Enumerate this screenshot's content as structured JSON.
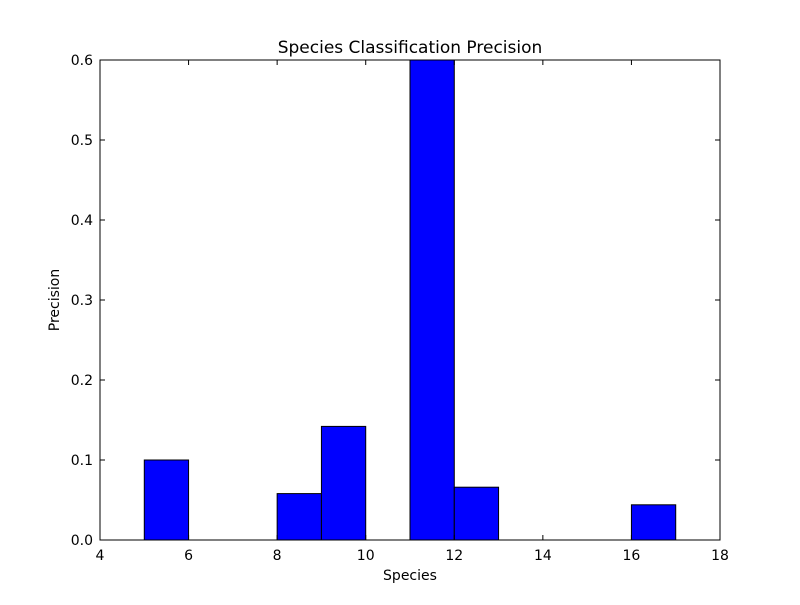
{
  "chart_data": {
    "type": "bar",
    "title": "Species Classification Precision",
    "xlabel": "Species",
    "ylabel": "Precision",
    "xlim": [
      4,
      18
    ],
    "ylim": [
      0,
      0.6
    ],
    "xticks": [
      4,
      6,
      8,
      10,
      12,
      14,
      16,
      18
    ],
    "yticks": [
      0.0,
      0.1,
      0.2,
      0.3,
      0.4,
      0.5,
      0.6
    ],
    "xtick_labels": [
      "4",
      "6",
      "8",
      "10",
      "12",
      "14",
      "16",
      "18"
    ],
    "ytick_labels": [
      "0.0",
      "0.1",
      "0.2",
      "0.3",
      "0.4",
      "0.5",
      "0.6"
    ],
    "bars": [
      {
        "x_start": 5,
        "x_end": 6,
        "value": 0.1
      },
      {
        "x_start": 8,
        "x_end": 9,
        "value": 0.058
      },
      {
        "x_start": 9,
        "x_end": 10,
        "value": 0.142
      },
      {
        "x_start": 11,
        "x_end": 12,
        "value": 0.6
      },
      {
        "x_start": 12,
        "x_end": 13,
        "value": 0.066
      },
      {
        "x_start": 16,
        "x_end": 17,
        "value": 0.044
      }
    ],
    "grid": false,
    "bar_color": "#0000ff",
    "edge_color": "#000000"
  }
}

WHAT IS BEING ASKED - Copy out the entries verbatim and leave the images out.

ANSWER -
Enumerate this screenshot's content as structured JSON.
{
  "chart_data": {
    "type": "bar",
    "title": "Species Classification Precision",
    "xlabel": "Species",
    "ylabel": "Precision",
    "xlim": [
      4,
      18
    ],
    "ylim": [
      0,
      0.6
    ],
    "xticks": [
      4,
      6,
      8,
      10,
      12,
      14,
      16,
      18
    ],
    "yticks": [
      0.0,
      0.1,
      0.2,
      0.3,
      0.4,
      0.5,
      0.6
    ],
    "xtick_labels": [
      "4",
      "6",
      "8",
      "10",
      "12",
      "14",
      "16",
      "18"
    ],
    "ytick_labels": [
      "0.0",
      "0.1",
      "0.2",
      "0.3",
      "0.4",
      "0.5",
      "0.6"
    ],
    "bars": [
      {
        "x_start": 5,
        "x_end": 6,
        "value": 0.1
      },
      {
        "x_start": 8,
        "x_end": 9,
        "value": 0.058
      },
      {
        "x_start": 9,
        "x_end": 10,
        "value": 0.142
      },
      {
        "x_start": 11,
        "x_end": 12,
        "value": 0.6
      },
      {
        "x_start": 12,
        "x_end": 13,
        "value": 0.066
      },
      {
        "x_start": 16,
        "x_end": 17,
        "value": 0.044
      }
    ],
    "grid": false,
    "bar_color": "#0000ff",
    "edge_color": "#000000"
  }
}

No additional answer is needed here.